> [TASK GOAL]: Reproduce the Yukon mining article below in full, word for word.

> [SOURCE EXCERPT]:
Yukon mining stays strong in recession

Territory and First Nations leaders: Mining plays important role in Yukon; vigilance needed to remain globally competitive

 

Last updated 12/20/2009 at Noon



WHITEHORSE - Since the Klondike Gold Rush when tens of thousands of fortune-seekers stampeded to this northern land looking for gold, the mining industry has been the backbone of Yukon Territory's economy, Yukon government leaders said during their opening remarks at the 37th annual Yukon Geoscience Forum Nov. 23.

"Mining, of course, is the cornerstone of the Yukon economy," said Yukon Premier Dennis Fentie. "The mineral industry has provided many opportunities for Yukoners historically, and those opportunities continue today."

Ed Schultz, executive director of the Council of Yukon First Nations, share similar sentiments.

"In the Yukon context, we have to look at what we have. I wish we had diamonds, but we don't. If you find any, let us know," Schultz said. "I wish we had oil; I wish we had lots of natural gas; we don't have all those things. What we do have is plenty of potential as well as known reserves or deposits of base metals and precious metals."

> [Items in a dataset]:

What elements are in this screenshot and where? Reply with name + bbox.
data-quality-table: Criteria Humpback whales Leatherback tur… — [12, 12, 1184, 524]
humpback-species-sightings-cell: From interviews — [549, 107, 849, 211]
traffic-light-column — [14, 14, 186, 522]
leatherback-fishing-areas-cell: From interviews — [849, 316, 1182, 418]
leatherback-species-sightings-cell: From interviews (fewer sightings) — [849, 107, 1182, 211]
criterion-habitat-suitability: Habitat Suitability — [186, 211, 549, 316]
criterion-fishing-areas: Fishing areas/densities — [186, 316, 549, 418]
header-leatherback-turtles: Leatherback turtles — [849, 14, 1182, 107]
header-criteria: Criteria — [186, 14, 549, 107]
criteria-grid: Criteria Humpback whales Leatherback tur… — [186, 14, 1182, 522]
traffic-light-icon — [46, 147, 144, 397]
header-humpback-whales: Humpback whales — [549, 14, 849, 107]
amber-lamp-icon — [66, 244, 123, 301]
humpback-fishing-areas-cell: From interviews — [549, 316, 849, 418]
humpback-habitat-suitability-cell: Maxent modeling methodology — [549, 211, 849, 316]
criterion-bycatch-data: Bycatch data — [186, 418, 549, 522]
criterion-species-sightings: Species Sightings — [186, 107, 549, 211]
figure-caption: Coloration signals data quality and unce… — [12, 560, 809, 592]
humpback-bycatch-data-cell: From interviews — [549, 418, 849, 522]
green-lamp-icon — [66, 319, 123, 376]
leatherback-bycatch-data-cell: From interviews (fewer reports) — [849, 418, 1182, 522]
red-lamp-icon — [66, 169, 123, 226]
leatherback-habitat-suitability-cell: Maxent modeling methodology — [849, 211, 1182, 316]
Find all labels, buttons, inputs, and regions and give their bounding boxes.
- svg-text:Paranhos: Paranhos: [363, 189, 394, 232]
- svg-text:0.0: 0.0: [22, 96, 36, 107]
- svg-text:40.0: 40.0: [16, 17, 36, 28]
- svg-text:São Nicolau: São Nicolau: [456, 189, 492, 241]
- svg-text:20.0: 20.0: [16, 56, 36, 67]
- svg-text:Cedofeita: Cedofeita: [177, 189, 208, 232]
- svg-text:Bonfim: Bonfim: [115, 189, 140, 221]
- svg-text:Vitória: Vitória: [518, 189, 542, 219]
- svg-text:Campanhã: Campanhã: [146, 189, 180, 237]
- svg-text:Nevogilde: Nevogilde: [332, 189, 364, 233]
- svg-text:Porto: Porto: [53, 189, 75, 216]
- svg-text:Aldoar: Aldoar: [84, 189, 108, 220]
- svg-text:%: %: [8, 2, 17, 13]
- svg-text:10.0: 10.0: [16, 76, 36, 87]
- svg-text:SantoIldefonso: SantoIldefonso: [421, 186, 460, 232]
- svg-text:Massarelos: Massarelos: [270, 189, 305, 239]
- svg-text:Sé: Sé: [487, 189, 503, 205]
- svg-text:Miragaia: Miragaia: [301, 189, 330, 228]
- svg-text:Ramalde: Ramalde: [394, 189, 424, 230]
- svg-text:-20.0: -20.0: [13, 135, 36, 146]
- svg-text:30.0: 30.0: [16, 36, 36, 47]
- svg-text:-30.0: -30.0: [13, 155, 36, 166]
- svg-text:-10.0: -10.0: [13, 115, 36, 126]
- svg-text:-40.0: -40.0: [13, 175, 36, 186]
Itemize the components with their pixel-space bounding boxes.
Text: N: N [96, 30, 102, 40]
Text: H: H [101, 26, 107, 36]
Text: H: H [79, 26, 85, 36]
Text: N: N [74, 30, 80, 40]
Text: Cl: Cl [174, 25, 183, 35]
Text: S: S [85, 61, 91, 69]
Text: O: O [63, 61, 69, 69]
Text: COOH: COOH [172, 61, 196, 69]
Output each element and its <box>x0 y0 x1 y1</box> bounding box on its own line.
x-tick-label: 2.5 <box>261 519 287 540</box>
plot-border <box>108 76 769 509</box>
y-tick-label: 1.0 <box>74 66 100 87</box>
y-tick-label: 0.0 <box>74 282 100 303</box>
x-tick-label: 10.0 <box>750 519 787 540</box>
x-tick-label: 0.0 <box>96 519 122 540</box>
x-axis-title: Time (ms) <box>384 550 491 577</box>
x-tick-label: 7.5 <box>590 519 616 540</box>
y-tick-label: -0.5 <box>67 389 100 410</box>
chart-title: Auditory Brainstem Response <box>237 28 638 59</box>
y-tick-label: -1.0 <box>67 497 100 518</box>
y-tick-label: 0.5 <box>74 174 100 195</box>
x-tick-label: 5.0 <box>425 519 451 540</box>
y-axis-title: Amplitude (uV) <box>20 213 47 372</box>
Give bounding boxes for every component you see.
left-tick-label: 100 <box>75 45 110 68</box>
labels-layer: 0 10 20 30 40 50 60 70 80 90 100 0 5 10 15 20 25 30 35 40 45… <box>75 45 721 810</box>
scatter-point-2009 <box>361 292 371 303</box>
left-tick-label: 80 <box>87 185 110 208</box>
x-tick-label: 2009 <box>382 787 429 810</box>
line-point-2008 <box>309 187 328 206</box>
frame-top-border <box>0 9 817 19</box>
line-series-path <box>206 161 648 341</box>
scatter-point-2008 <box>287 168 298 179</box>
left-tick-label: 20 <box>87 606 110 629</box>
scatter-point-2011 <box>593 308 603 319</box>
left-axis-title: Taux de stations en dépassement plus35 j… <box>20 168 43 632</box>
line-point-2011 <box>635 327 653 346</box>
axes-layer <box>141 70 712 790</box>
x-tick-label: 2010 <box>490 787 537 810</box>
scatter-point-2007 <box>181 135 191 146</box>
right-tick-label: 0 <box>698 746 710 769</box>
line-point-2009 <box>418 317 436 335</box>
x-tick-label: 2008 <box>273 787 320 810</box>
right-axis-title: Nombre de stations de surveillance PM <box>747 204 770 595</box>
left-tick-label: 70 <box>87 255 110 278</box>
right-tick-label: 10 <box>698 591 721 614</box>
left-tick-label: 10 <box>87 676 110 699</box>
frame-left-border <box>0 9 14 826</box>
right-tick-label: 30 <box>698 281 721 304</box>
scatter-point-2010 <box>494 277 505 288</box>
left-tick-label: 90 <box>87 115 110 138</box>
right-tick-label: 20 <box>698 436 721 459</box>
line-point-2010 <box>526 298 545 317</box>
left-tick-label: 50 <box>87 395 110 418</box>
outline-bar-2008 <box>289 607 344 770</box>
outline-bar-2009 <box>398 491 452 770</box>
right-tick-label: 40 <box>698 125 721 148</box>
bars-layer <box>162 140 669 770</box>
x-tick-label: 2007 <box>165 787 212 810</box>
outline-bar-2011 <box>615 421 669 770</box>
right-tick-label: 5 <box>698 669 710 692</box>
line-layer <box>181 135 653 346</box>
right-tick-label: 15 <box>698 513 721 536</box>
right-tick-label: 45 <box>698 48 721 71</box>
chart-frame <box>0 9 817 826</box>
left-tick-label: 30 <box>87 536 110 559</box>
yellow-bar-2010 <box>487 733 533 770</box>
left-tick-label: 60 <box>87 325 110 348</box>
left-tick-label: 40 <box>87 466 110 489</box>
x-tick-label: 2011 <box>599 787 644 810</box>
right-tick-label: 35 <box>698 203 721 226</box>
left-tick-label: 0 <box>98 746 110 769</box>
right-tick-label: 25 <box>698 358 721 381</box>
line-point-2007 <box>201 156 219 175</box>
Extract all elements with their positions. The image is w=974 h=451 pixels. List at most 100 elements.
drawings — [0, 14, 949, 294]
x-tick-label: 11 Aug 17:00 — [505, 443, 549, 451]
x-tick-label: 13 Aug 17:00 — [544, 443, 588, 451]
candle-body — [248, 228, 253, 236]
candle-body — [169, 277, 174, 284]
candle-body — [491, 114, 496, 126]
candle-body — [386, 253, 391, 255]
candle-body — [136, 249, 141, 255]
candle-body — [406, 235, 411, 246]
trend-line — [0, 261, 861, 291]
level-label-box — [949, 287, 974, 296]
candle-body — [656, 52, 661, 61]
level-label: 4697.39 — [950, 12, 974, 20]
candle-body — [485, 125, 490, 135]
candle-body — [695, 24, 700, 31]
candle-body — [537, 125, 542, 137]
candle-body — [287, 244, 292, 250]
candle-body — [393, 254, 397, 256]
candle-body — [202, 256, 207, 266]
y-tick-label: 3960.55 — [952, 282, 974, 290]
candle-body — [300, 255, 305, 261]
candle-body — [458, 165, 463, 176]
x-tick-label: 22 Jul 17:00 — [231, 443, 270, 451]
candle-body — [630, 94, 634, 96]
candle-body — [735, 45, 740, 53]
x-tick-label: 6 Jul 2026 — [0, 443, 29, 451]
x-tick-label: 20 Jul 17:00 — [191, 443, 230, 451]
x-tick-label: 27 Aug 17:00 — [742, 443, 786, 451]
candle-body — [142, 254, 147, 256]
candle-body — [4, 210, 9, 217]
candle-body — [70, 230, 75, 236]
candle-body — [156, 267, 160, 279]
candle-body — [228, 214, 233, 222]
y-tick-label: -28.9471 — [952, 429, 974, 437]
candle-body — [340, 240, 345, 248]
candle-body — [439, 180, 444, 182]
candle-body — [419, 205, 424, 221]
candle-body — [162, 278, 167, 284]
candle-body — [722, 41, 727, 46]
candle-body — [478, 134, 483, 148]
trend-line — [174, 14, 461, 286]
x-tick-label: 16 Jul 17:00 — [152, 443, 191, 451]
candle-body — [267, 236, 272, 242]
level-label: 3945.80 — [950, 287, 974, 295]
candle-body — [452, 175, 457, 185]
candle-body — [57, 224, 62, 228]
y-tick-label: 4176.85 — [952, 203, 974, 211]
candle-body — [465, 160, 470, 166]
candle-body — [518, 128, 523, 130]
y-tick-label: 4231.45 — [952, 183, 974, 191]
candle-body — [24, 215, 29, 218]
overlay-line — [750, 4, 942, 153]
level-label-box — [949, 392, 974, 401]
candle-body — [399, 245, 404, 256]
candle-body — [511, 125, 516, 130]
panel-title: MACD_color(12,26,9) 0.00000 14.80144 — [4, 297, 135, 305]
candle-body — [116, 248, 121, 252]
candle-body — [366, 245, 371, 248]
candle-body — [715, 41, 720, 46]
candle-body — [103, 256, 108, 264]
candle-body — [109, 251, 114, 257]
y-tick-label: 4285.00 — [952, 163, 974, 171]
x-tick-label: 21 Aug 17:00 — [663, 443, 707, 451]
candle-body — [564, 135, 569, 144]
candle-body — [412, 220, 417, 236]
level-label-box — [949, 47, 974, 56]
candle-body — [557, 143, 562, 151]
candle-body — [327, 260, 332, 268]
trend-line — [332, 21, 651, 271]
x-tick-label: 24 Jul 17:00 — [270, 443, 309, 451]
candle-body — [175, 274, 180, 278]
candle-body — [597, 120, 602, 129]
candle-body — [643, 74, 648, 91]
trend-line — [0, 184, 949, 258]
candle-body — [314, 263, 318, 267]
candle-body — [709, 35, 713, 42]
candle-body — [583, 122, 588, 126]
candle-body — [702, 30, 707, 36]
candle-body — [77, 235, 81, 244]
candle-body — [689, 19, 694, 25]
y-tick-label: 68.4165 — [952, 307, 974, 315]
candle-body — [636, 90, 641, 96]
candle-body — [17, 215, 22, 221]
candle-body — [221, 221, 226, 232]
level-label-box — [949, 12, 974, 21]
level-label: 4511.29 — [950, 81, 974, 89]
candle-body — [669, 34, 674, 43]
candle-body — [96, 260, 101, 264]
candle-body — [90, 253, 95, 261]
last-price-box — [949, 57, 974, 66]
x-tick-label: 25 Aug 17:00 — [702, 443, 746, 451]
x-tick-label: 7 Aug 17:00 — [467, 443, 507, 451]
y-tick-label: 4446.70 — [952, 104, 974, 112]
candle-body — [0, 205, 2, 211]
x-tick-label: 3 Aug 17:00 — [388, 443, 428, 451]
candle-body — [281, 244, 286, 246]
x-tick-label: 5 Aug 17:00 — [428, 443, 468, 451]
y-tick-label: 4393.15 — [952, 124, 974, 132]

> [RESPONSE TO THE TASK]:
Yukon mining stays strong in recession

Territory and First Nations leaders: Mining plays important role in Yukon; vigilance needed to remain globally competitive

 

Last updated 12/20/2009 at Noon



WHITEHORSE - Since the Klondike Gold Rush when tens of thousands of fortune-seekers stampeded to this northern land looking for gold, the mining industry has been the backbone of Yukon Territory's economy, Yukon government leaders said during their opening remarks at the 37th annual Yukon Geoscience Forum Nov. 23.

"Mining, of course, is the cornerstone of the Yukon economy," said Yukon Premier Dennis Fentie. "The mineral industry has provided many opportunities for Yukoners historically, and those opportunities continue today."

Ed Schultz, executive director of the Council of Yukon First Nations, share similar sentiments.

"In the Yukon context, we have to look at what we have. I wish we had diamonds, but we don't. If you find any, let us know," Schultz said. "I wish we had oil; I wish we had lots of natural gas; we don't have all those things. What we do have is plenty of potential as well as known reserves or deposits of base metals and precious metals."